What you should do
Extract the text of every entry below exactly; leave images out.

Exercise materials
——————————

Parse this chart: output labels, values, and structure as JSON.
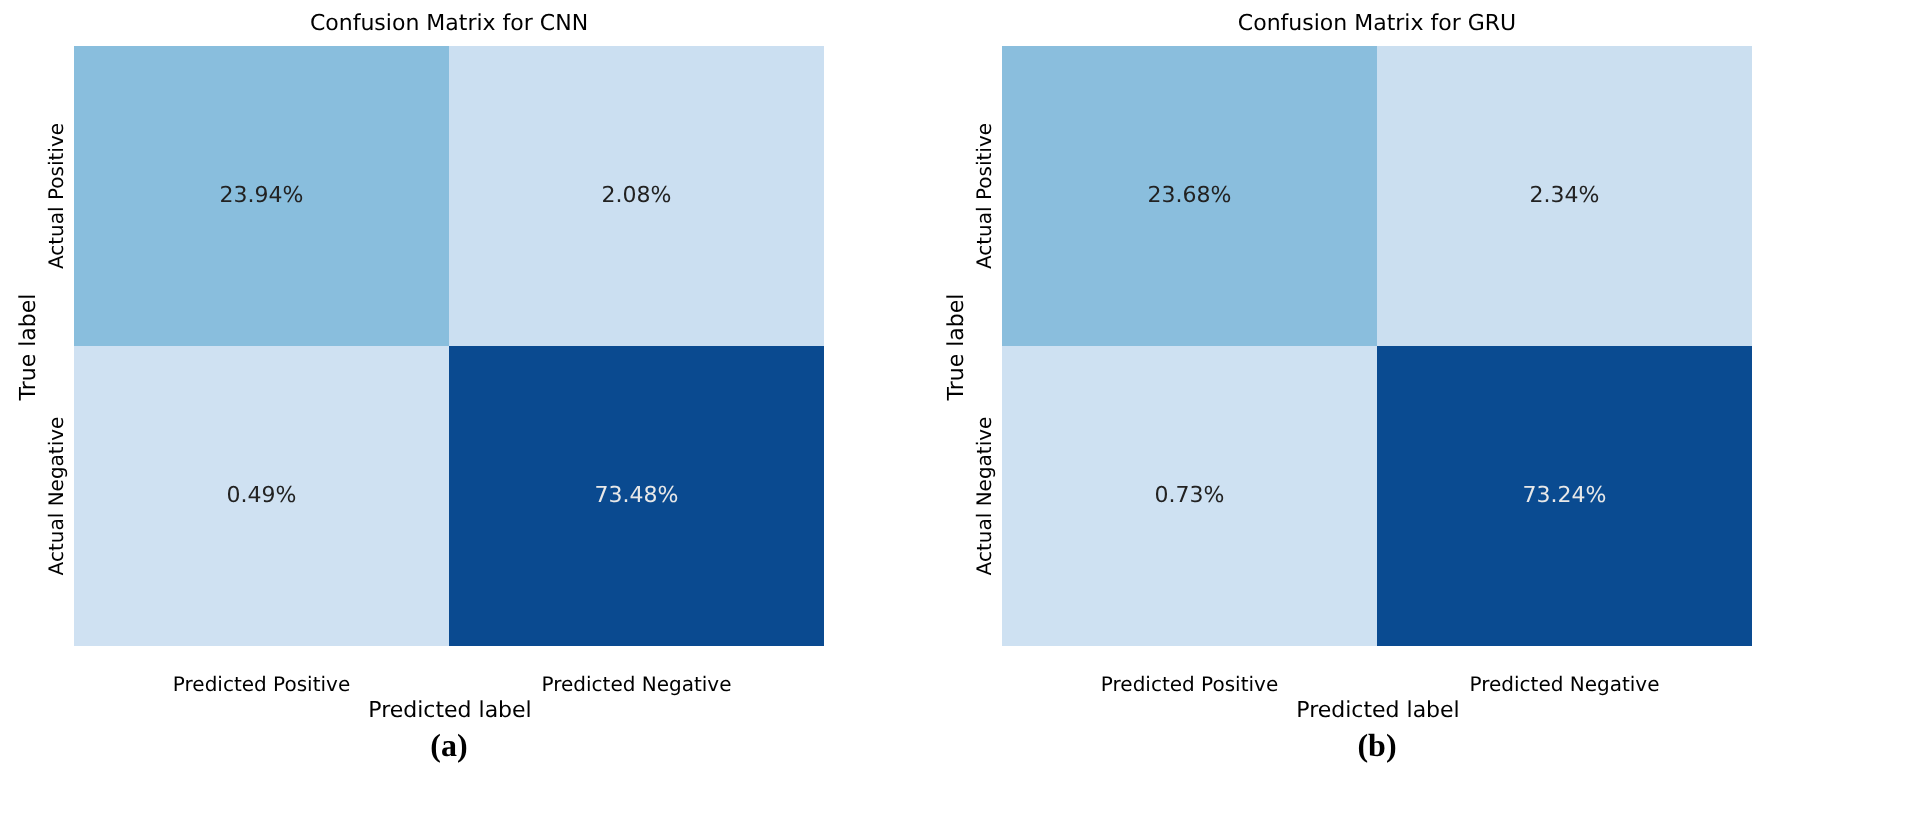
{
  "chart_data": [
    {
      "type": "heatmap",
      "title": "Confusion Matrix for CNN",
      "xlabel": "Predicted label",
      "ylabel": "True label",
      "categories": [
        "Predicted Positive",
        "Predicted Negative"
      ],
      "y_categories": [
        "Actual Positive",
        "Actual Negative"
      ],
      "cells": [
        [
          23.94,
          2.08
        ],
        [
          0.49,
          73.48
        ]
      ],
      "cell_labels": [
        [
          "23.94%",
          "2.08%"
        ],
        [
          "0.49%",
          "73.48%"
        ]
      ],
      "annotations": [
        "(a)"
      ]
    },
    {
      "type": "heatmap",
      "title": "Confusion Matrix for GRU",
      "xlabel": "Predicted label",
      "ylabel": "True label",
      "categories": [
        "Predicted Positive",
        "Predicted Negative"
      ],
      "y_categories": [
        "Actual Positive",
        "Actual Negative"
      ],
      "cells": [
        [
          23.68,
          2.34
        ],
        [
          0.73,
          73.24
        ]
      ],
      "cell_labels": [
        [
          "23.68%",
          "2.34%"
        ],
        [
          "0.73%",
          "73.24%"
        ]
      ],
      "annotations": [
        "(b)"
      ]
    }
  ]
}
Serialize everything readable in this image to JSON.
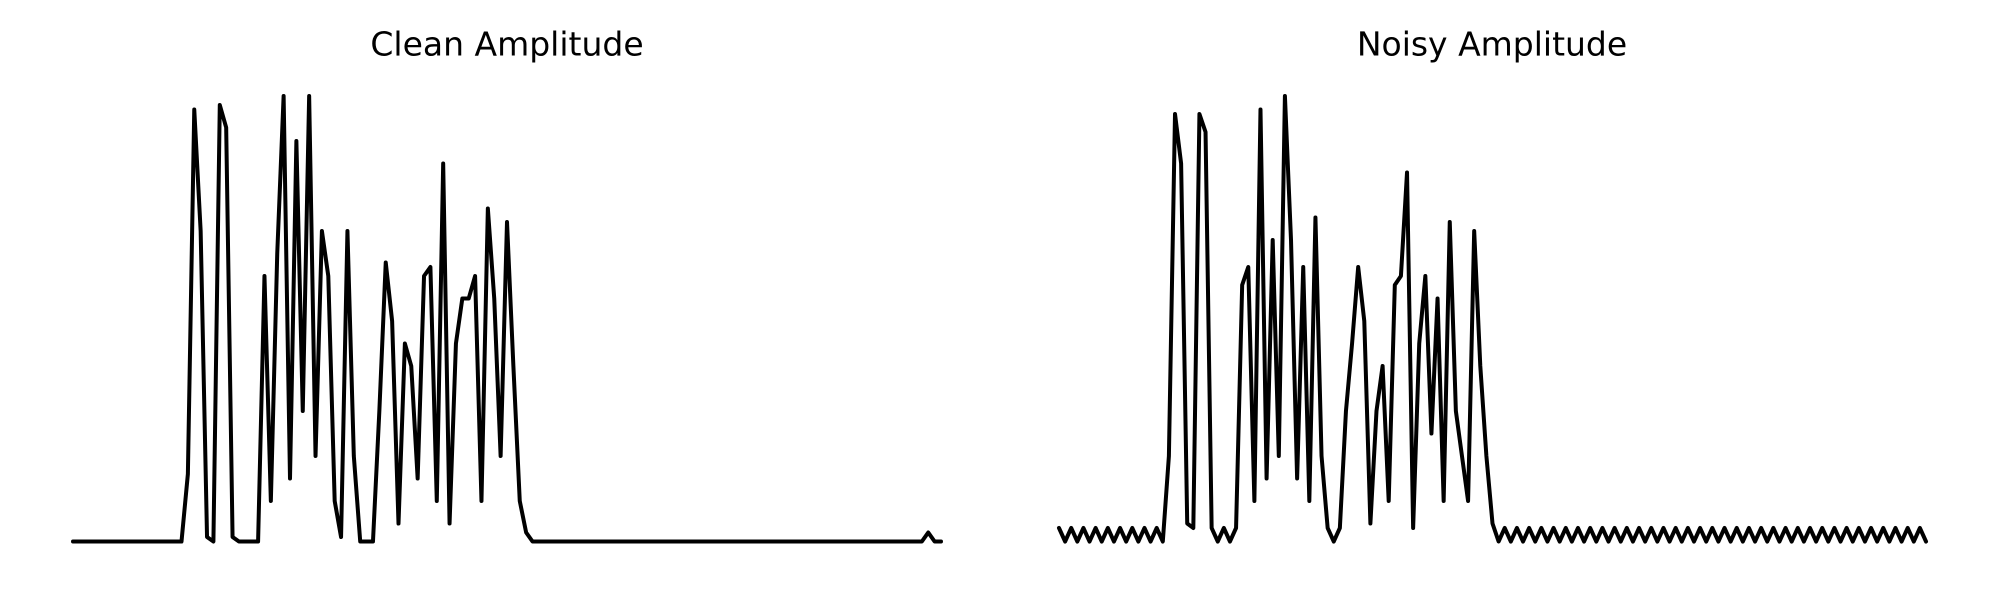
{
  "chart_data": [
    {
      "type": "line",
      "title": "Clean Amplitude",
      "color": "#000000",
      "ylim": [
        0,
        1
      ],
      "values": [
        0.01,
        0.01,
        0.01,
        0.01,
        0.01,
        0.01,
        0.01,
        0.01,
        0.01,
        0.01,
        0.01,
        0.01,
        0.01,
        0.01,
        0.01,
        0.01,
        0.01,
        0.01,
        0.16,
        0.97,
        0.7,
        0.02,
        0.01,
        0.98,
        0.93,
        0.02,
        0.01,
        0.01,
        0.01,
        0.01,
        0.6,
        0.1,
        0.65,
        1.0,
        0.15,
        0.9,
        0.3,
        1.0,
        0.2,
        0.7,
        0.6,
        0.1,
        0.02,
        0.7,
        0.2,
        0.01,
        0.01,
        0.01,
        0.3,
        0.63,
        0.5,
        0.05,
        0.45,
        0.4,
        0.15,
        0.6,
        0.62,
        0.1,
        0.85,
        0.05,
        0.45,
        0.55,
        0.55,
        0.6,
        0.1,
        0.75,
        0.55,
        0.2,
        0.72,
        0.4,
        0.1,
        0.03,
        0.01,
        0.01,
        0.01,
        0.01,
        0.01,
        0.01,
        0.01,
        0.01,
        0.01,
        0.01,
        0.01,
        0.01,
        0.01,
        0.01,
        0.01,
        0.01,
        0.01,
        0.01,
        0.01,
        0.01,
        0.01,
        0.01,
        0.01,
        0.01,
        0.01,
        0.01,
        0.01,
        0.01,
        0.01,
        0.01,
        0.01,
        0.01,
        0.01,
        0.01,
        0.01,
        0.01,
        0.01,
        0.01,
        0.01,
        0.01,
        0.01,
        0.01,
        0.01,
        0.01,
        0.01,
        0.01,
        0.01,
        0.01,
        0.01,
        0.01,
        0.01,
        0.01,
        0.01,
        0.01,
        0.01,
        0.01,
        0.01,
        0.01,
        0.01,
        0.01,
        0.01,
        0.01,
        0.03,
        0.01,
        0.01
      ]
    },
    {
      "type": "line",
      "title": "Noisy Amplitude",
      "color": "#000000",
      "ylim": [
        0,
        1
      ],
      "values": [
        0.04,
        0.01,
        0.04,
        0.01,
        0.04,
        0.01,
        0.04,
        0.01,
        0.04,
        0.01,
        0.04,
        0.01,
        0.04,
        0.01,
        0.04,
        0.01,
        0.04,
        0.01,
        0.2,
        0.96,
        0.85,
        0.05,
        0.04,
        0.96,
        0.92,
        0.04,
        0.01,
        0.04,
        0.01,
        0.04,
        0.58,
        0.62,
        0.1,
        0.97,
        0.15,
        0.68,
        0.2,
        1.0,
        0.68,
        0.15,
        0.62,
        0.1,
        0.73,
        0.2,
        0.04,
        0.01,
        0.04,
        0.3,
        0.45,
        0.62,
        0.5,
        0.05,
        0.3,
        0.4,
        0.1,
        0.58,
        0.6,
        0.83,
        0.04,
        0.45,
        0.6,
        0.25,
        0.55,
        0.1,
        0.72,
        0.3,
        0.2,
        0.1,
        0.7,
        0.4,
        0.2,
        0.05,
        0.01,
        0.04,
        0.01,
        0.04,
        0.01,
        0.04,
        0.01,
        0.04,
        0.01,
        0.04,
        0.01,
        0.04,
        0.01,
        0.04,
        0.01,
        0.04,
        0.01,
        0.04,
        0.01,
        0.04,
        0.01,
        0.04,
        0.01,
        0.04,
        0.01,
        0.04,
        0.01,
        0.04,
        0.01,
        0.04,
        0.01,
        0.04,
        0.01,
        0.04,
        0.01,
        0.04,
        0.01,
        0.04,
        0.01,
        0.04,
        0.01,
        0.04,
        0.01,
        0.04,
        0.01,
        0.04,
        0.01,
        0.04,
        0.01,
        0.04,
        0.01,
        0.04,
        0.01,
        0.04,
        0.01,
        0.04,
        0.01,
        0.04,
        0.01,
        0.04,
        0.01,
        0.04,
        0.01,
        0.04,
        0.01,
        0.04,
        0.01,
        0.04,
        0.01,
        0.04,
        0.01
      ]
    }
  ]
}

——————————

Written solution
Parse this chart: output labels, values, and structure as JSON.
{
  "chart_data": [
    {
      "type": "heatmap",
      "title": "Confusion Matrix for CNN",
      "xlabel": "Predicted label",
      "ylabel": "True label",
      "categories": [
        "Predicted Positive",
        "Predicted Negative"
      ],
      "y_categories": [
        "Actual Positive",
        "Actual Negative"
      ],
      "cells": [
        [
          23.94,
          2.08
        ],
        [
          0.49,
          73.48
        ]
      ],
      "cell_labels": [
        [
          "23.94%",
          "2.08%"
        ],
        [
          "0.49%",
          "73.48%"
        ]
      ],
      "annotations": [
        "(a)"
      ]
    },
    {
      "type": "heatmap",
      "title": "Confusion Matrix for GRU",
      "xlabel": "Predicted label",
      "ylabel": "True label",
      "categories": [
        "Predicted Positive",
        "Predicted Negative"
      ],
      "y_categories": [
        "Actual Positive",
        "Actual Negative"
      ],
      "cells": [
        [
          23.68,
          2.34
        ],
        [
          0.73,
          73.24
        ]
      ],
      "cell_labels": [
        [
          "23.68%",
          "2.34%"
        ],
        [
          "0.73%",
          "73.24%"
        ]
      ],
      "annotations": [
        "(b)"
      ]
    }
  ]
}
Serialize everything readable in this image to JSON.
{
  "chart_data": [
    {
      "type": "line",
      "title": "Clean Amplitude",
      "color": "#000000",
      "ylim": [
        0,
        1
      ],
      "values": [
        0.01,
        0.01,
        0.01,
        0.01,
        0.01,
        0.01,
        0.01,
        0.01,
        0.01,
        0.01,
        0.01,
        0.01,
        0.01,
        0.01,
        0.01,
        0.01,
        0.01,
        0.01,
        0.16,
        0.97,
        0.7,
        0.02,
        0.01,
        0.98,
        0.93,
        0.02,
        0.01,
        0.01,
        0.01,
        0.01,
        0.6,
        0.1,
        0.65,
        1.0,
        0.15,
        0.9,
        0.3,
        1.0,
        0.2,
        0.7,
        0.6,
        0.1,
        0.02,
        0.7,
        0.2,
        0.01,
        0.01,
        0.01,
        0.3,
        0.63,
        0.5,
        0.05,
        0.45,
        0.4,
        0.15,
        0.6,
        0.62,
        0.1,
        0.85,
        0.05,
        0.45,
        0.55,
        0.55,
        0.6,
        0.1,
        0.75,
        0.55,
        0.2,
        0.72,
        0.4,
        0.1,
        0.03,
        0.01,
        0.01,
        0.01,
        0.01,
        0.01,
        0.01,
        0.01,
        0.01,
        0.01,
        0.01,
        0.01,
        0.01,
        0.01,
        0.01,
        0.01,
        0.01,
        0.01,
        0.01,
        0.01,
        0.01,
        0.01,
        0.01,
        0.01,
        0.01,
        0.01,
        0.01,
        0.01,
        0.01,
        0.01,
        0.01,
        0.01,
        0.01,
        0.01,
        0.01,
        0.01,
        0.01,
        0.01,
        0.01,
        0.01,
        0.01,
        0.01,
        0.01,
        0.01,
        0.01,
        0.01,
        0.01,
        0.01,
        0.01,
        0.01,
        0.01,
        0.01,
        0.01,
        0.01,
        0.01,
        0.01,
        0.01,
        0.01,
        0.01,
        0.01,
        0.01,
        0.01,
        0.01,
        0.03,
        0.01,
        0.01
      ]
    },
    {
      "type": "line",
      "title": "Noisy Amplitude",
      "color": "#000000",
      "ylim": [
        0,
        1
      ],
      "values": [
        0.04,
        0.01,
        0.04,
        0.01,
        0.04,
        0.01,
        0.04,
        0.01,
        0.04,
        0.01,
        0.04,
        0.01,
        0.04,
        0.01,
        0.04,
        0.01,
        0.04,
        0.01,
        0.2,
        0.96,
        0.85,
        0.05,
        0.04,
        0.96,
        0.92,
        0.04,
        0.01,
        0.04,
        0.01,
        0.04,
        0.58,
        0.62,
        0.1,
        0.97,
        0.15,
        0.68,
        0.2,
        1.0,
        0.68,
        0.15,
        0.62,
        0.1,
        0.73,
        0.2,
        0.04,
        0.01,
        0.04,
        0.3,
        0.45,
        0.62,
        0.5,
        0.05,
        0.3,
        0.4,
        0.1,
        0.58,
        0.6,
        0.83,
        0.04,
        0.45,
        0.6,
        0.25,
        0.55,
        0.1,
        0.72,
        0.3,
        0.2,
        0.1,
        0.7,
        0.4,
        0.2,
        0.05,
        0.01,
        0.04,
        0.01,
        0.04,
        0.01,
        0.04,
        0.01,
        0.04,
        0.01,
        0.04,
        0.01,
        0.04,
        0.01,
        0.04,
        0.01,
        0.04,
        0.01,
        0.04,
        0.01,
        0.04,
        0.01,
        0.04,
        0.01,
        0.04,
        0.01,
        0.04,
        0.01,
        0.04,
        0.01,
        0.04,
        0.01,
        0.04,
        0.01,
        0.04,
        0.01,
        0.04,
        0.01,
        0.04,
        0.01,
        0.04,
        0.01,
        0.04,
        0.01,
        0.04,
        0.01,
        0.04,
        0.01,
        0.04,
        0.01,
        0.04,
        0.01,
        0.04,
        0.01,
        0.04,
        0.01,
        0.04,
        0.01,
        0.04,
        0.01,
        0.04,
        0.01,
        0.04,
        0.01,
        0.04,
        0.01,
        0.04,
        0.01,
        0.04,
        0.01,
        0.04,
        0.01
      ]
    }
  ]
}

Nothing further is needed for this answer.